# Set problem
Only the lines from the one containing "What does this" through the end of the entries should be returned, exactly as they are, with the pictures omitted.

# START OF Extracted records

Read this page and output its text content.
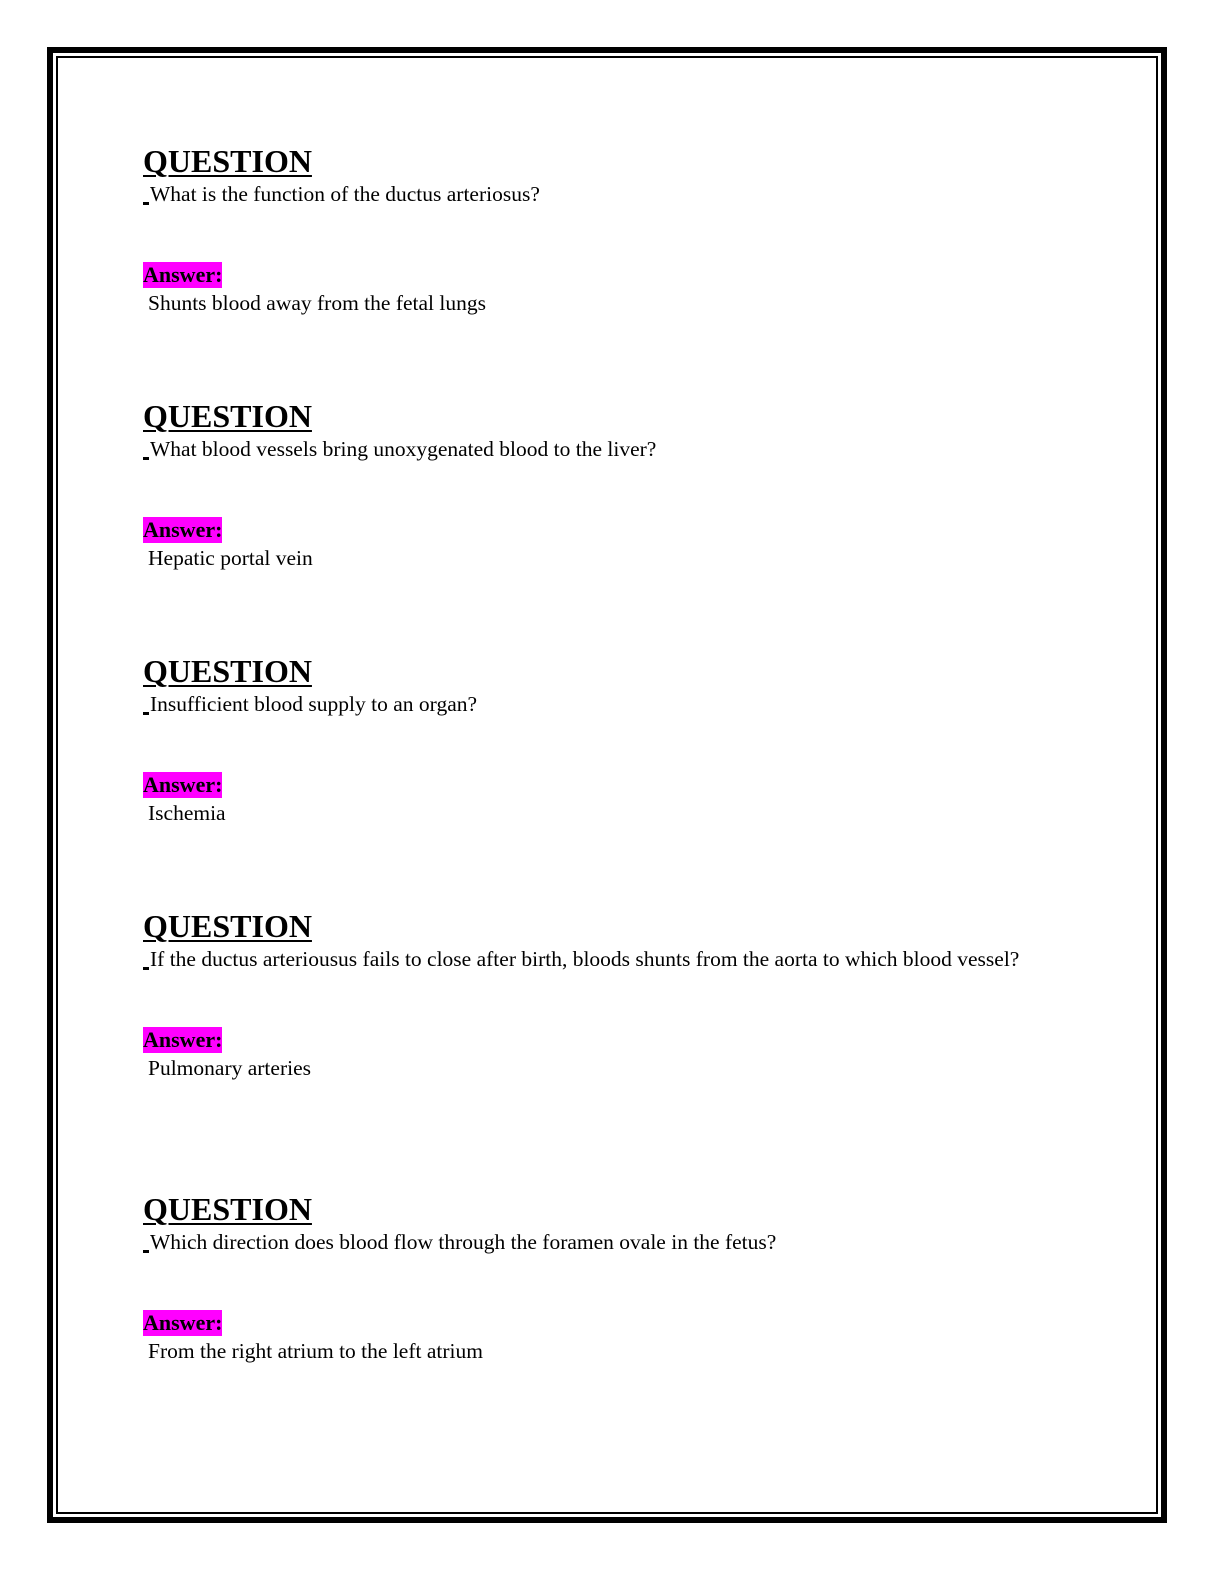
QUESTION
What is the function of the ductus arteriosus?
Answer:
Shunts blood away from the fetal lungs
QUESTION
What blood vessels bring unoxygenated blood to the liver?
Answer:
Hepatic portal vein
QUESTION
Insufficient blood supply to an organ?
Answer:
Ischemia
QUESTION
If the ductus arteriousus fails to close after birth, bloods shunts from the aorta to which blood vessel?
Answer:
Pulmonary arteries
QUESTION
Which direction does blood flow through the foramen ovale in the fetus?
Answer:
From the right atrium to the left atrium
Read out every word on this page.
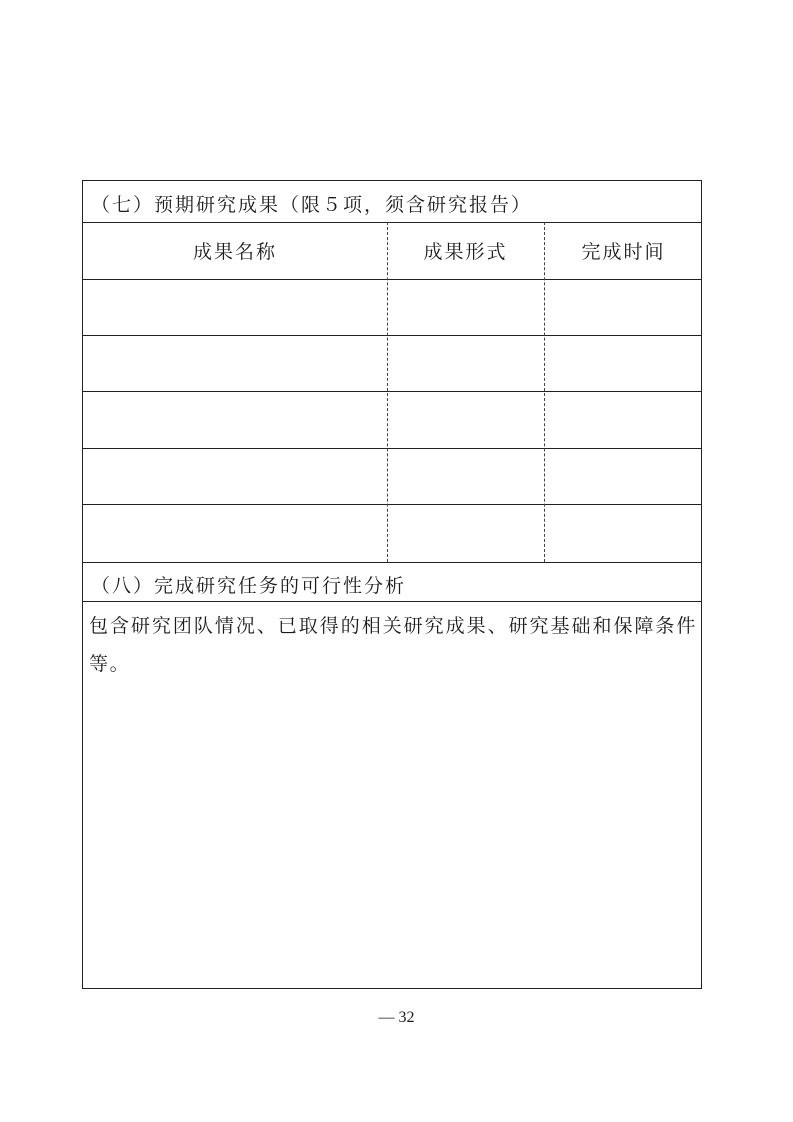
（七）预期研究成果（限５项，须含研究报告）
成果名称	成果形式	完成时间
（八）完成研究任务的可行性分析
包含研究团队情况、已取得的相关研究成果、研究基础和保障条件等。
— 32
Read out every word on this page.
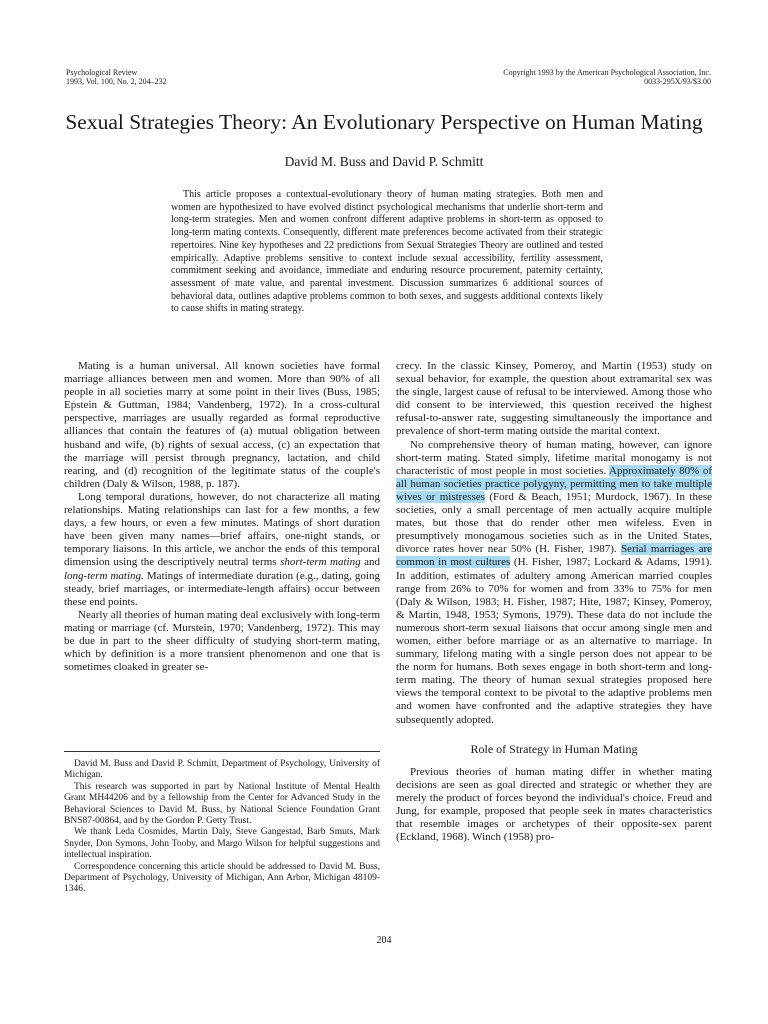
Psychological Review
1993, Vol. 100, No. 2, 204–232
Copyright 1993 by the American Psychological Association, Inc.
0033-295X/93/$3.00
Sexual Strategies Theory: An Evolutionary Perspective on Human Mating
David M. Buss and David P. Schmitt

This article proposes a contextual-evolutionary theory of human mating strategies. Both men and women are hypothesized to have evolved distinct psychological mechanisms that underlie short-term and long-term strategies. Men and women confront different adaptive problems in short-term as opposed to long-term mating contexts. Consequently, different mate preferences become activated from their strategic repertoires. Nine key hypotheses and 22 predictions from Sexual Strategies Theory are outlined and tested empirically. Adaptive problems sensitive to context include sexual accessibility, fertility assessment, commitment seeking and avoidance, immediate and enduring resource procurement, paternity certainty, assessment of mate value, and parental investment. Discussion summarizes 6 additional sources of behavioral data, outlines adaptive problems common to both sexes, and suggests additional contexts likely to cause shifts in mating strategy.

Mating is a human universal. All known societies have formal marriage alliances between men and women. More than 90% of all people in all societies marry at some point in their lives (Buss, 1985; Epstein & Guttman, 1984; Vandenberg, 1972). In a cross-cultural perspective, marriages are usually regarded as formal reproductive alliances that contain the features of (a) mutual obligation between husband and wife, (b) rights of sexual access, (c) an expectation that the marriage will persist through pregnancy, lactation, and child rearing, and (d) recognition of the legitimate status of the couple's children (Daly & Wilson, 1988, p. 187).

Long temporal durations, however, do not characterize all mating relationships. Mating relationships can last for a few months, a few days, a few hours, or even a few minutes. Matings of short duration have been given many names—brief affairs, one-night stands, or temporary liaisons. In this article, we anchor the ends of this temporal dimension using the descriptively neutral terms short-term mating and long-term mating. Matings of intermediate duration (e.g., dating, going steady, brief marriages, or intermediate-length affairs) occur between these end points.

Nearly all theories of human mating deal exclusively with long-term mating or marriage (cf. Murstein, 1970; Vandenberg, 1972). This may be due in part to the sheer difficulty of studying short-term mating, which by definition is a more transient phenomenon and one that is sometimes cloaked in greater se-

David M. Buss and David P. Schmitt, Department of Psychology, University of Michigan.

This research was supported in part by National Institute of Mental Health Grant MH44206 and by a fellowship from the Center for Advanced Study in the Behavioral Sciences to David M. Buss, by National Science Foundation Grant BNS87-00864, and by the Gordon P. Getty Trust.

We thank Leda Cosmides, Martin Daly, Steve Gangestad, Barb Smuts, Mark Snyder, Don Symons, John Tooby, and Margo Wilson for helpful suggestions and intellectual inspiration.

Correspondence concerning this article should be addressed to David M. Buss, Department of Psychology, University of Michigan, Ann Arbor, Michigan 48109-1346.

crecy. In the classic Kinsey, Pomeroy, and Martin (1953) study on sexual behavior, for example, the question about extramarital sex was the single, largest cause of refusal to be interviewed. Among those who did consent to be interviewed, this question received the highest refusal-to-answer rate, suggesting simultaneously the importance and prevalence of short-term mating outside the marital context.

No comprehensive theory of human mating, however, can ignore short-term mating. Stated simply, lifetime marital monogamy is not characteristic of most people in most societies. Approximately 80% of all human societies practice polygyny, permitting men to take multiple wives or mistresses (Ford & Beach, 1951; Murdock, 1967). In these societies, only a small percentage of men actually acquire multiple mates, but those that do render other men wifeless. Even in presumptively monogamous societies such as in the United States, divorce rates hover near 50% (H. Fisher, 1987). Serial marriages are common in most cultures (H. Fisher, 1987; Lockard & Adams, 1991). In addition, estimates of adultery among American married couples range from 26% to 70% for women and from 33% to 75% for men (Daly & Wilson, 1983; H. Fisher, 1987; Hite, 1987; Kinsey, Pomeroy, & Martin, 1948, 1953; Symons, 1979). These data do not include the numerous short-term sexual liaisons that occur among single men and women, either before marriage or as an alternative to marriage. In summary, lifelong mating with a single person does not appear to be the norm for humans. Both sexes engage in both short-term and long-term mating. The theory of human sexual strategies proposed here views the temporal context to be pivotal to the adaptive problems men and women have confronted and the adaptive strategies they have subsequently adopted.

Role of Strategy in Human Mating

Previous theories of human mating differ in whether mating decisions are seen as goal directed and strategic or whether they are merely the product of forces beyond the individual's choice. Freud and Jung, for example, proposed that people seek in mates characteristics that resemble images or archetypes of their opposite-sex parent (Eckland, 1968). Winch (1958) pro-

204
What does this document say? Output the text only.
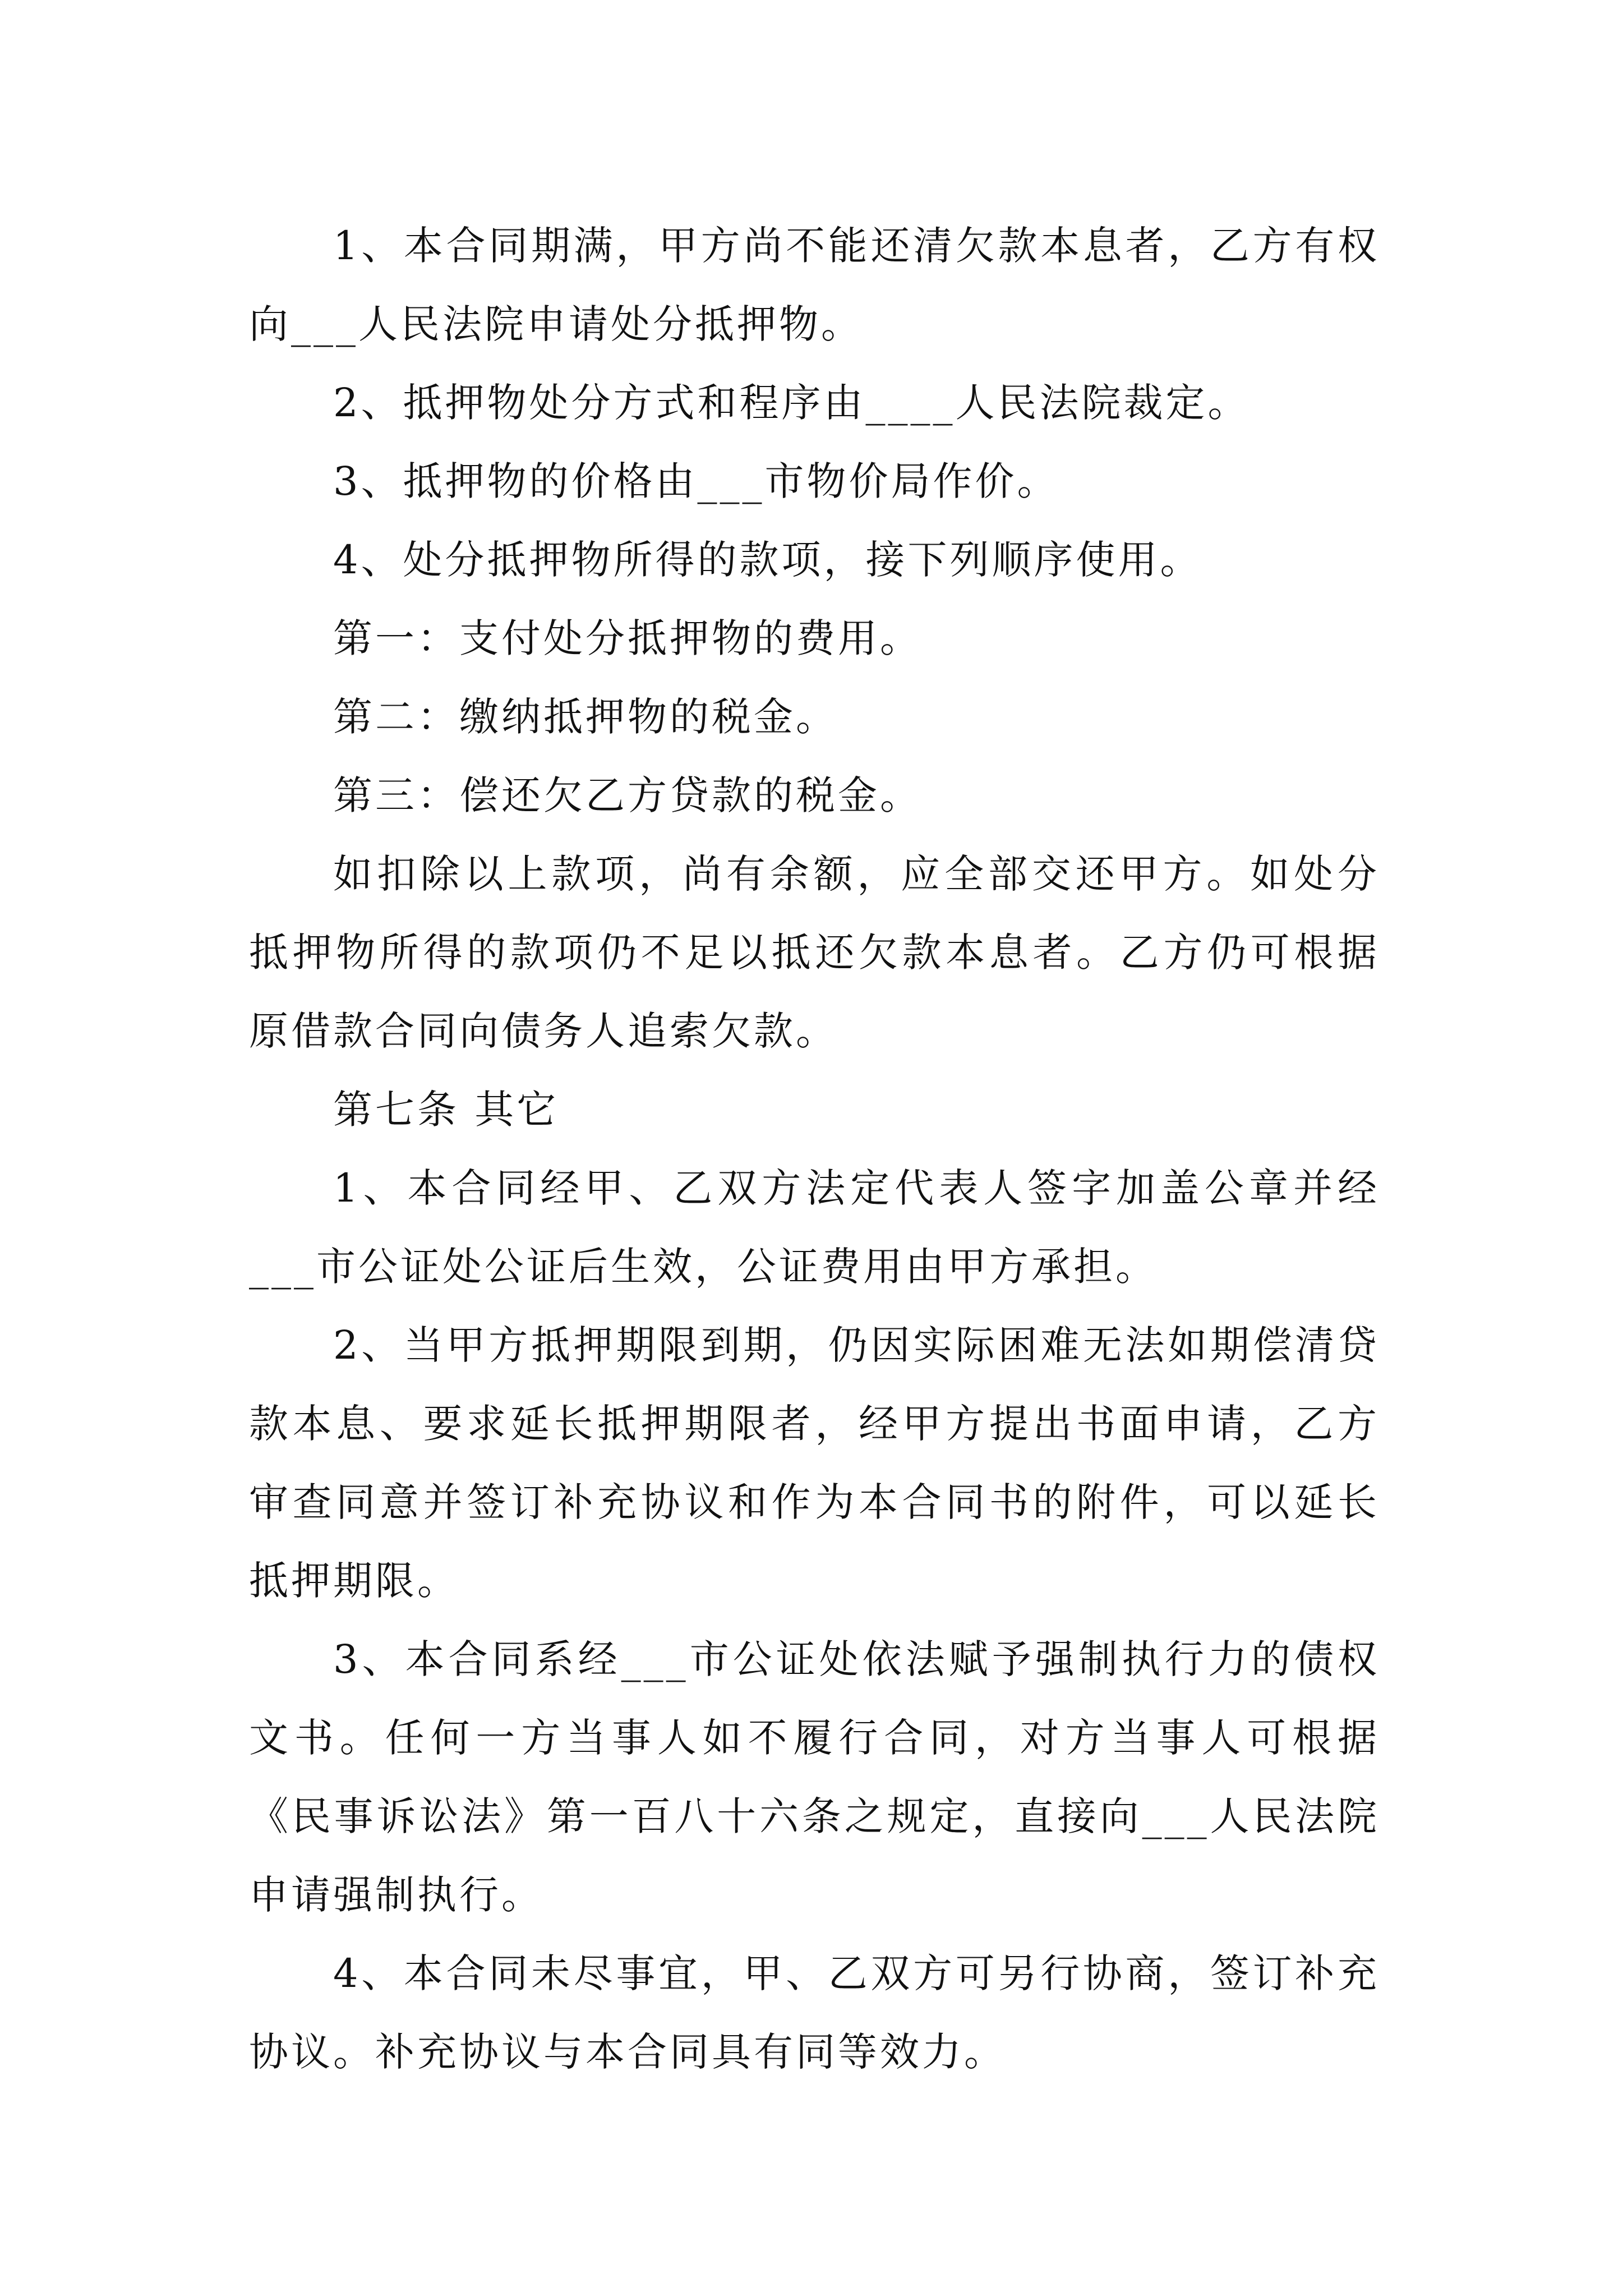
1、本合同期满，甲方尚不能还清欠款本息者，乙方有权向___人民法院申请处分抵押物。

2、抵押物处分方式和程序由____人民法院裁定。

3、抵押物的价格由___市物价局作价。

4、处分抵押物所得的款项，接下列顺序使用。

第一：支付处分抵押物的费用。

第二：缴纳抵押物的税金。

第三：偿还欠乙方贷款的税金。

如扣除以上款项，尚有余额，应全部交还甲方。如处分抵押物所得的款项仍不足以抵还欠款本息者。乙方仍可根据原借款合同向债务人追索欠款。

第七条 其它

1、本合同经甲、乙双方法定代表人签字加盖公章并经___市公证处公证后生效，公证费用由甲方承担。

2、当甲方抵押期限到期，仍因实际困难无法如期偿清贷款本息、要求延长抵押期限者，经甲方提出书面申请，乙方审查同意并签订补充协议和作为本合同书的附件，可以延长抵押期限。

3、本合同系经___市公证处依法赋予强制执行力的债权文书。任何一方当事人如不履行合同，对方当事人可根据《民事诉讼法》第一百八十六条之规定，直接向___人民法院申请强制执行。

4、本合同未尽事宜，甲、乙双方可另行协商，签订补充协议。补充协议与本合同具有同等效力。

# END OF Extracted records

# Result for this task
What does this document say? Output the text only.
1、本合同期满，甲方尚不能还清欠款本息者，乙方有权向___人民法院申请处分抵押物。

2、抵押物处分方式和程序由____人民法院裁定。

3、抵押物的价格由___市物价局作价。

4、处分抵押物所得的款项，接下列顺序使用。

第一：支付处分抵押物的费用。

第二：缴纳抵押物的税金。

第三：偿还欠乙方贷款的税金。

如扣除以上款项，尚有余额，应全部交还甲方。如处分抵押物所得的款项仍不足以抵还欠款本息者。乙方仍可根据原借款合同向债务人追索欠款。

第七条 其它

1、本合同经甲、乙双方法定代表人签字加盖公章并经___市公证处公证后生效，公证费用由甲方承担。

2、当甲方抵押期限到期，仍因实际困难无法如期偿清贷款本息、要求延长抵押期限者，经甲方提出书面申请，乙方审查同意并签订补充协议和作为本合同书的附件，可以延长抵押期限。

3、本合同系经___市公证处依法赋予强制执行力的债权文书。任何一方当事人如不履行合同，对方当事人可根据《民事诉讼法》第一百八十六条之规定，直接向___人民法院申请强制执行。

4、本合同未尽事宜，甲、乙双方可另行协商，签订补充协议。补充协议与本合同具有同等效力。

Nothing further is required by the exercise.